Repeat the data word for word. Do not include the pictures.

* [The data]:

====

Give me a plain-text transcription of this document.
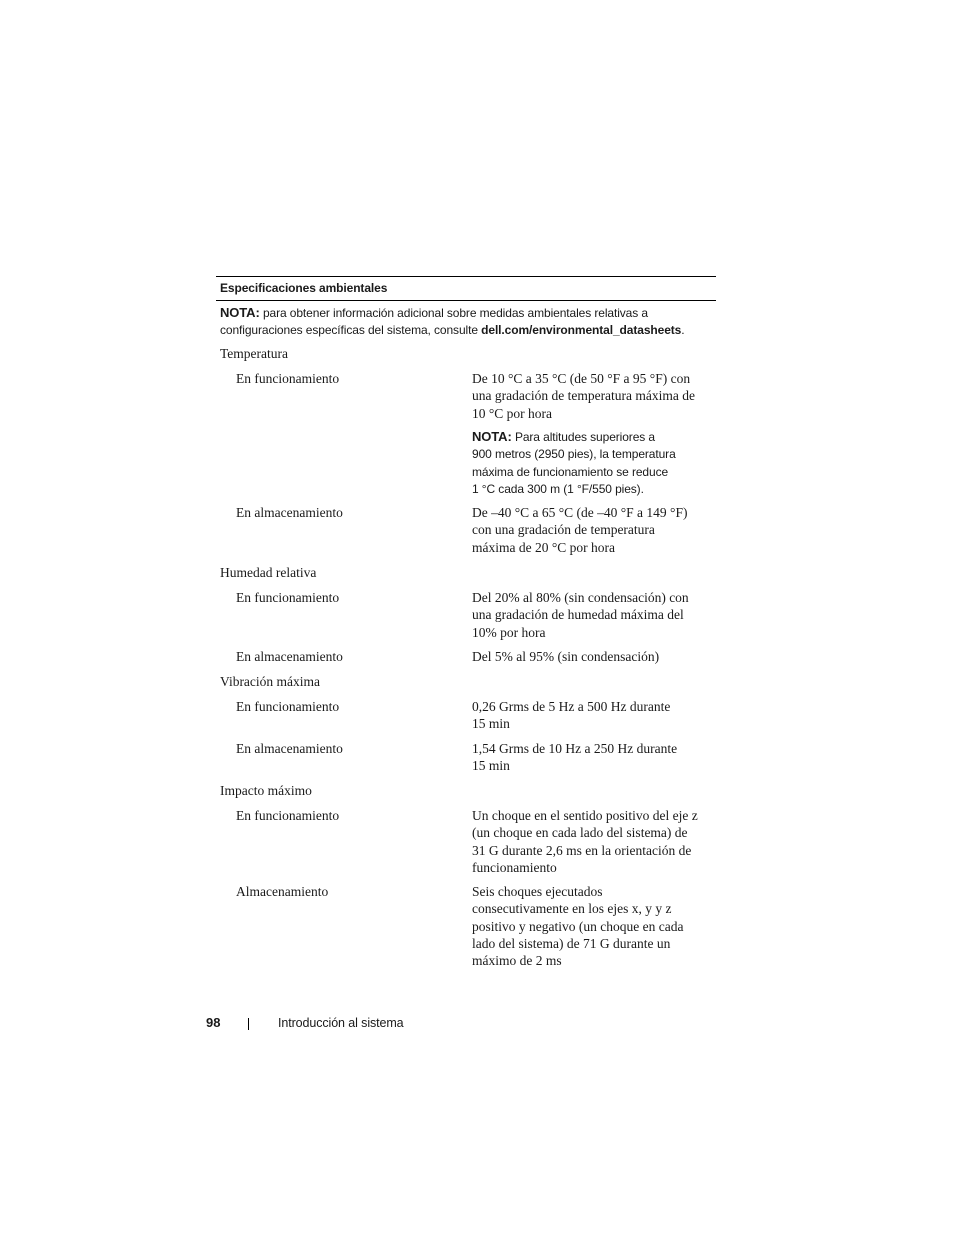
Especificaciones ambientales
NOTA: para obtener información adicional sobre medidas ambientales relativas a
configuraciones específicas del sistema, consulte dell.com/environmental_datasheets.
Temperatura
En funcionamiento	De 10 °C a 35 °C (de 50 °F a 95 °F) con
una gradación de temperatura máxima de
10 °C por hora
NOTA: Para altitudes superiores a
900 metros (2950 pies), la temperatura
máxima de funcionamiento se reduce
1 °C cada 300 m (1 °F/550 pies).
En almacenamiento	De –40 °C a 65 °C (de –40 °F a 149 °F)
con una gradación de temperatura
máxima de 20 °C por hora
Humedad relativa
En funcionamiento	Del 20% al 80% (sin condensación) con
una gradación de humedad máxima del
10% por hora
En almacenamiento	Del 5% al 95% (sin condensación)
Vibración máxima
En funcionamiento	0,26 Grms de 5 Hz a 500 Hz durante
15 min
En almacenamiento	1,54 Grms de 10 Hz a 250 Hz durante
15 min
Impacto máximo
En funcionamiento	Un choque en el sentido positivo del eje z
(un choque en cada lado del sistema) de
31 G durante 2,6 ms en la orientación de
funcionamiento
Almacenamiento	Seis choques ejecutados
consecutivamente en los ejes x, y y z
positivo y negativo (un choque en cada
lado del sistema) de 71 G durante un
máximo de 2 ms
98	Introducción al sistema
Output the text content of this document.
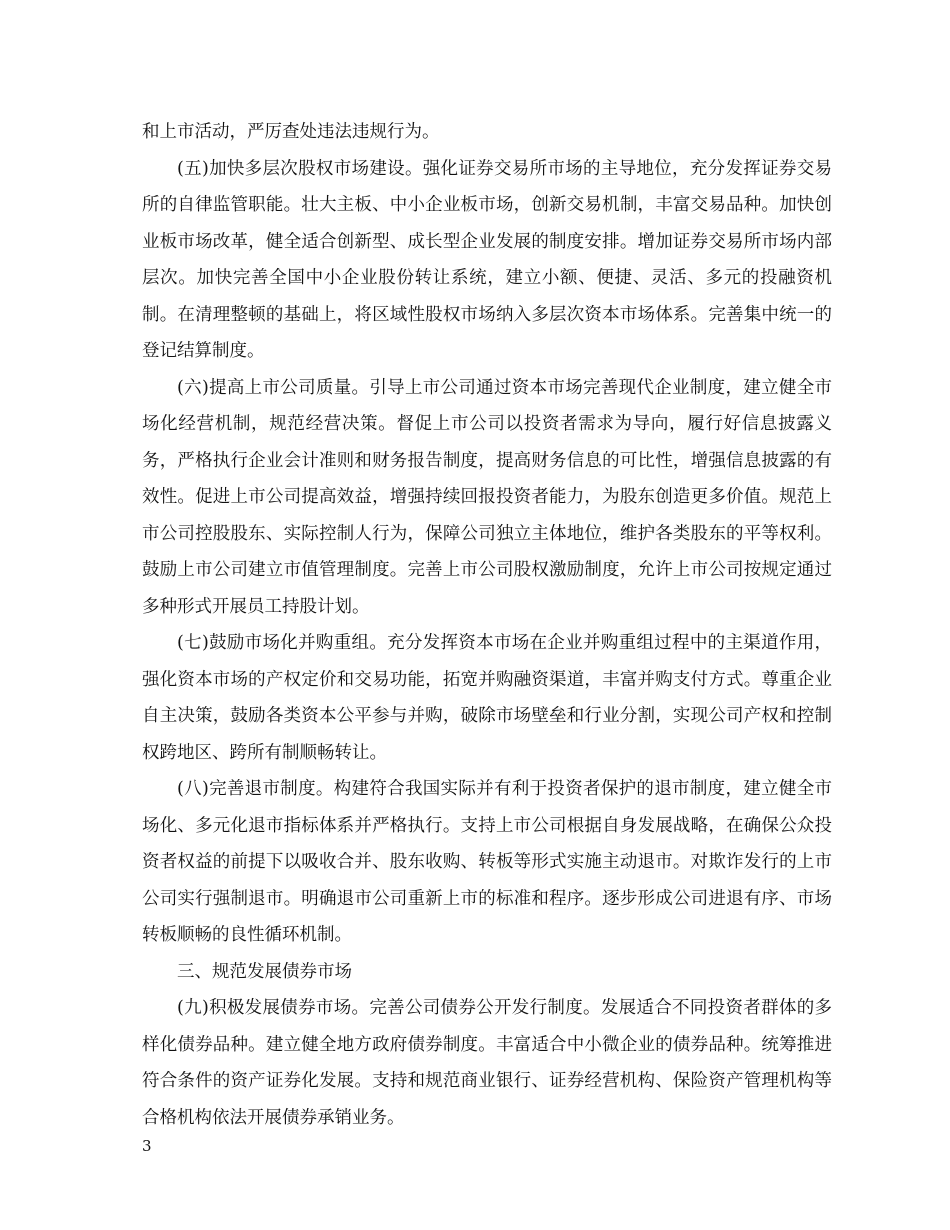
和上市活动，严厉查处违法违规行为。

(五)加快多层次股权市场建设。强化证券交易所市场的主导地位，充分发挥证券交易所的自律监管职能。壮大主板、中小企业板市场，创新交易机制，丰富交易品种。加快创业板市场改革，健全适合创新型、成长型企业发展的制度安排。增加证券交易所市场内部层次。加快完善全国中小企业股份转让系统，建立小额、便捷、灵活、多元的投融资机制。在清理整顿的基础上，将区域性股权市场纳入多层次资本市场体系。完善集中统一的登记结算制度。

(六)提高上市公司质量。引导上市公司通过资本市场完善现代企业制度，建立健全市场化经营机制，规范经营决策。督促上市公司以投资者需求为导向，履行好信息披露义务，严格执行企业会计准则和财务报告制度，提高财务信息的可比性，增强信息披露的有效性。促进上市公司提高效益，增强持续回报投资者能力，为股东创造更多价值。规范上市公司控股股东、实际控制人行为，保障公司独立主体地位，维护各类股东的平等权利。鼓励上市公司建立市值管理制度。完善上市公司股权激励制度，允许上市公司按规定通过多种形式开展员工持股计划。

(七)鼓励市场化并购重组。充分发挥资本市场在企业并购重组过程中的主渠道作用，强化资本市场的产权定价和交易功能，拓宽并购融资渠道，丰富并购支付方式。尊重企业自主决策，鼓励各类资本公平参与并购，破除市场壁垒和行业分割，实现公司产权和控制权跨地区、跨所有制顺畅转让。

(八)完善退市制度。构建符合我国实际并有利于投资者保护的退市制度，建立健全市场化、多元化退市指标体系并严格执行。支持上市公司根据自身发展战略，在确保公众投资者权益的前提下以吸收合并、股东收购、转板等形式实施主动退市。对欺诈发行的上市公司实行强制退市。明确退市公司重新上市的标准和程序。逐步形成公司进退有序、市场转板顺畅的良性循环机制。

三、规范发展债券市场

(九)积极发展债券市场。完善公司债券公开发行制度。发展适合不同投资者群体的多样化债券品种。建立健全地方政府债券制度。丰富适合中小微企业的债券品种。统筹推进符合条件的资产证券化发展。支持和规范商业银行、证券经营机构、保险资产管理机构等合格机构依法开展债券承销业务。

3
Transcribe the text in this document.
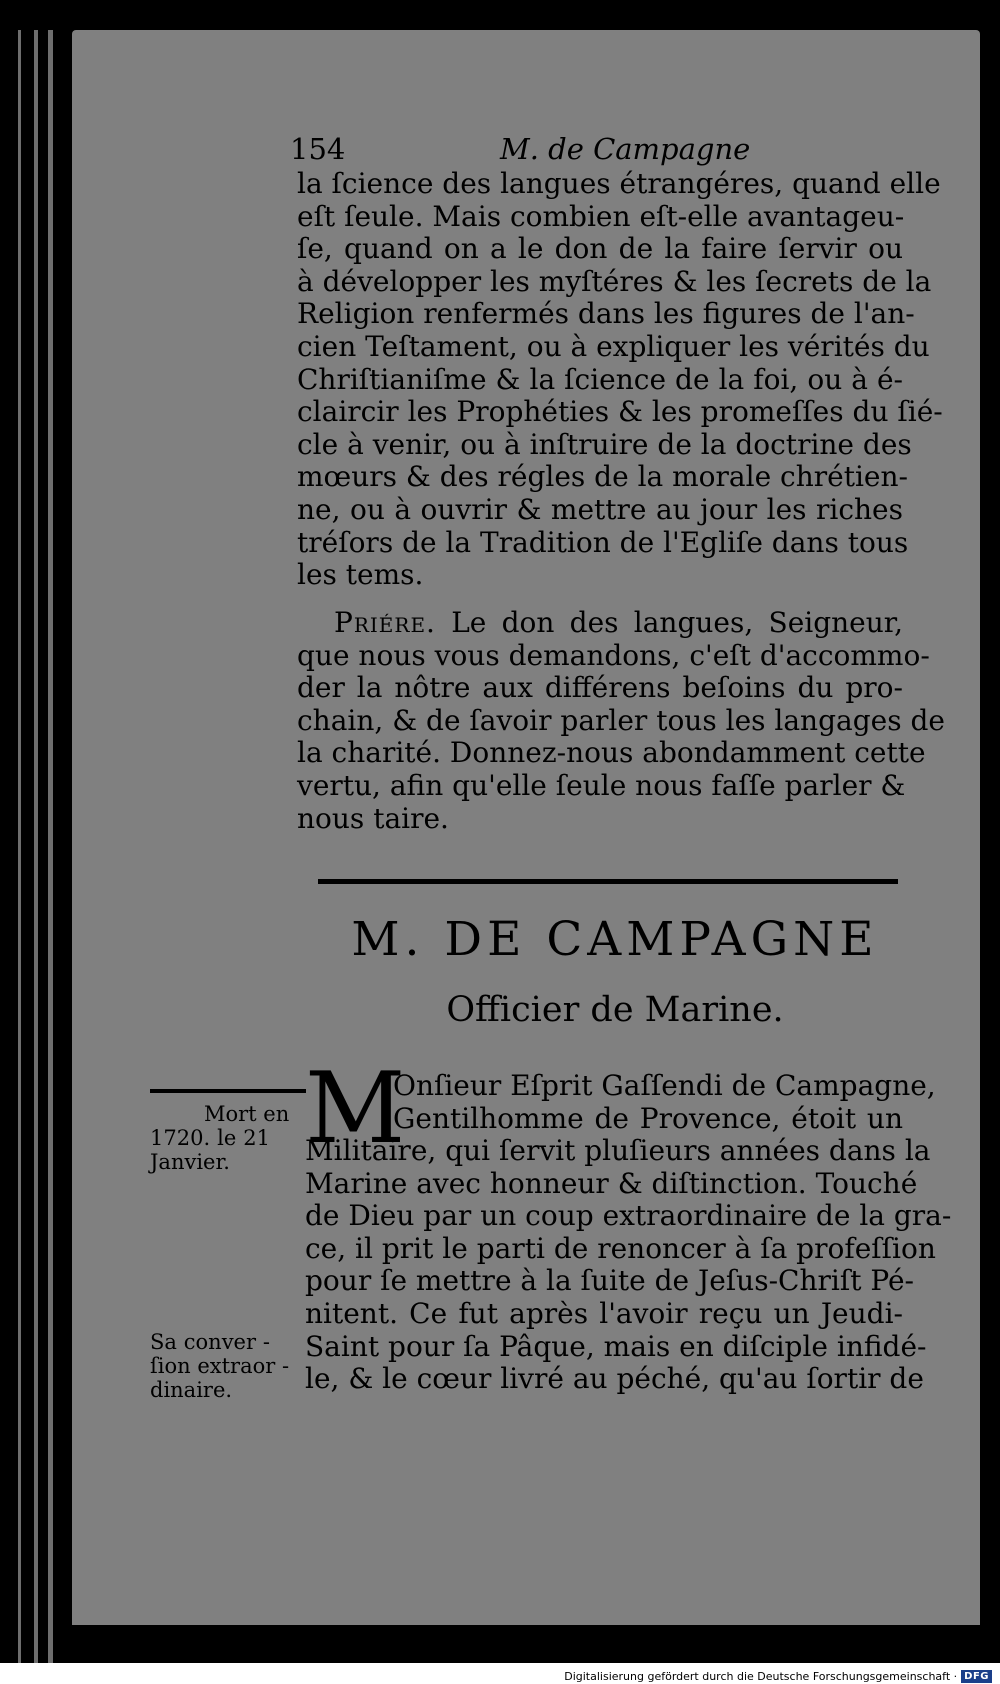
154	M. de Campagne
la ſcience des langues étrangéres, quand elle
eſt ſeule. Mais combien eſt-elle avantageu-
ſe, quand on a le don de la faire ſervir ou
à développer les myſtéres & les ſecrets de la
Religion renfermés dans les figures de l'an-
cien Teſtament, ou à expliquer les vérités du
Chriſtianiſme & la ſcience de la foi, ou à é-
claircir les Prophéties & les promeſſes du ſié-
cle à venir, ou à inſtruire de la doctrine des
mœurs & des régles de la morale chrétien-
ne, ou à ouvrir & mettre au jour les riches
tréſors de la Tradition de l'Egliſe dans tous
les tems.
Priére. Le don des langues, Seigneur,
que nous vous demandons, c'eſt d'accommo-
der la nôtre aux différens beſoins du pro-
chain, & de ſavoir parler tous les langages de
la charité. Donnez-nous abondamment cette
vertu, afin qu'elle ſeule nous faſſe parler &
nous taire.
M. DE CAMPAGNE
Officier de Marine.
Mort en
1720. le 21
Janvier.
Sa conver -
ſion extraor -
dinaire.
M
Onſieur Eſprit Gaſſendi de Campagne,
Gentilhomme de Provence, étoit un
Militaire, qui ſervit pluſieurs années dans la
Marine avec honneur & diſtinction. Touché
de Dieu par un coup extraordinaire de la gra-
ce, il prit le parti de renoncer à ſa profeſſion
pour ſe mettre à la ſuite de Jeſus-Chriſt Pé-
nitent. Ce fut après l'avoir reçu un Jeudi-
Saint pour ſa Pâque, mais en diſciple infidé-
le, & le cœur livré au péché, qu'au ſortir de
Digitalisierung gefördert durch die Deutsche Forschungsgemeinschaft · DFG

====

* [Full output]:
Give me a plain-text transcription of this document.
Especificaciones ambientales
NOTA: para obtener información adicional sobre medidas ambientales relativas a
configuraciones específicas del sistema, consulte dell.com/environmental_datasheets.
Temperatura
En funcionamiento	De 10 °C a 35 °C (de 50 °F a 95 °F) con
una gradación de temperatura máxima de
10 °C por hora
NOTA: Para altitudes superiores a
900 metros (2950 pies), la temperatura
máxima de funcionamiento se reduce
1 °C cada 300 m (1 °F/550 pies).
En almacenamiento	De –40 °C a 65 °C (de –40 °F a 149 °F)
con una gradación de temperatura
máxima de 20 °C por hora
Humedad relativa
En funcionamiento	Del 20% al 80% (sin condensación) con
una gradación de humedad máxima del
10% por hora
En almacenamiento	Del 5% al 95% (sin condensación)
Vibración máxima
En funcionamiento	0,26 Grms de 5 Hz a 500 Hz durante
15 min
En almacenamiento	1,54 Grms de 10 Hz a 250 Hz durante
15 min
Impacto máximo
En funcionamiento	Un choque en el sentido positivo del eje z
(un choque en cada lado del sistema) de
31 G durante 2,6 ms en la orientación de
funcionamiento
Almacenamiento	Seis choques ejecutados
consecutivamente en los ejes x, y y z
positivo y negativo (un choque en cada
lado del sistema) de 71 G durante un
máximo de 2 ms
98	Introducción al sistema
Output the text content of this document.
和上市活动，严厉查处违法违规行为。

(五)加快多层次股权市场建设。强化证券交易所市场的主导地位，充分发挥证券交易所的自律监管职能。壮大主板、中小企业板市场，创新交易机制，丰富交易品种。加快创业板市场改革，健全适合创新型、成长型企业发展的制度安排。增加证券交易所市场内部层次。加快完善全国中小企业股份转让系统，建立小额、便捷、灵活、多元的投融资机制。在清理整顿的基础上，将区域性股权市场纳入多层次资本市场体系。完善集中统一的登记结算制度。

(六)提高上市公司质量。引导上市公司通过资本市场完善现代企业制度，建立健全市场化经营机制，规范经营决策。督促上市公司以投资者需求为导向，履行好信息披露义务，严格执行企业会计准则和财务报告制度，提高财务信息的可比性，增强信息披露的有效性。促进上市公司提高效益，增强持续回报投资者能力，为股东创造更多价值。规范上市公司控股股东、实际控制人行为，保障公司独立主体地位，维护各类股东的平等权利。鼓励上市公司建立市值管理制度。完善上市公司股权激励制度，允许上市公司按规定通过多种形式开展员工持股计划。

(七)鼓励市场化并购重组。充分发挥资本市场在企业并购重组过程中的主渠道作用，强化资本市场的产权定价和交易功能，拓宽并购融资渠道，丰富并购支付方式。尊重企业自主决策，鼓励各类资本公平参与并购，破除市场壁垒和行业分割，实现公司产权和控制权跨地区、跨所有制顺畅转让。

(八)完善退市制度。构建符合我国实际并有利于投资者保护的退市制度，建立健全市场化、多元化退市指标体系并严格执行。支持上市公司根据自身发展战略，在确保公众投资者权益的前提下以吸收合并、股东收购、转板等形式实施主动退市。对欺诈发行的上市公司实行强制退市。明确退市公司重新上市的标准和程序。逐步形成公司进退有序、市场转板顺畅的良性循环机制。

三、规范发展债券市场

(九)积极发展债券市场。完善公司债券公开发行制度。发展适合不同投资者群体的多样化债券品种。建立健全地方政府债券制度。丰富适合中小微企业的债券品种。统筹推进符合条件的资产证券化发展。支持和规范商业银行、证券经营机构、保险资产管理机构等合格机构依法开展债券承销业务。

3
Transcribe the text in this document.
154	M. de Campagne
la ſcience des langues étrangéres, quand elle
eſt ſeule. Mais combien eſt-elle avantageu-
ſe, quand on a le don de la faire ſervir ou
à développer les myſtéres & les ſecrets de la
Religion renfermés dans les figures de l'an-
cien Teſtament, ou à expliquer les vérités du
Chriſtianiſme & la ſcience de la foi, ou à é-
claircir les Prophéties & les promeſſes du ſié-
cle à venir, ou à inſtruire de la doctrine des
mœurs & des régles de la morale chrétien-
ne, ou à ouvrir & mettre au jour les riches
tréſors de la Tradition de l'Egliſe dans tous
les tems.
Priére. Le don des langues, Seigneur,
que nous vous demandons, c'eſt d'accommo-
der la nôtre aux différens beſoins du pro-
chain, & de ſavoir parler tous les langages de
la charité. Donnez-nous abondamment cette
vertu, afin qu'elle ſeule nous faſſe parler &
nous taire.
M. DE CAMPAGNE
Officier de Marine.
Mort en
1720. le 21
Janvier.
Sa conver -
ſion extraor -
dinaire.
M
Onſieur Eſprit Gaſſendi de Campagne,
Gentilhomme de Provence, étoit un
Militaire, qui ſervit pluſieurs années dans la
Marine avec honneur & diſtinction. Touché
de Dieu par un coup extraordinaire de la gra-
ce, il prit le parti de renoncer à ſa profeſſion
pour ſe mettre à la ſuite de Jeſus-Chriſt Pé-
nitent. Ce fut après l'avoir reçu un Jeudi-
Saint pour ſa Pâque, mais en diſciple infidé-
le, & le cœur livré au péché, qu'au ſortir de
Digitalisierung gefördert durch die Deutsche Forschungsgemeinschaft · DFG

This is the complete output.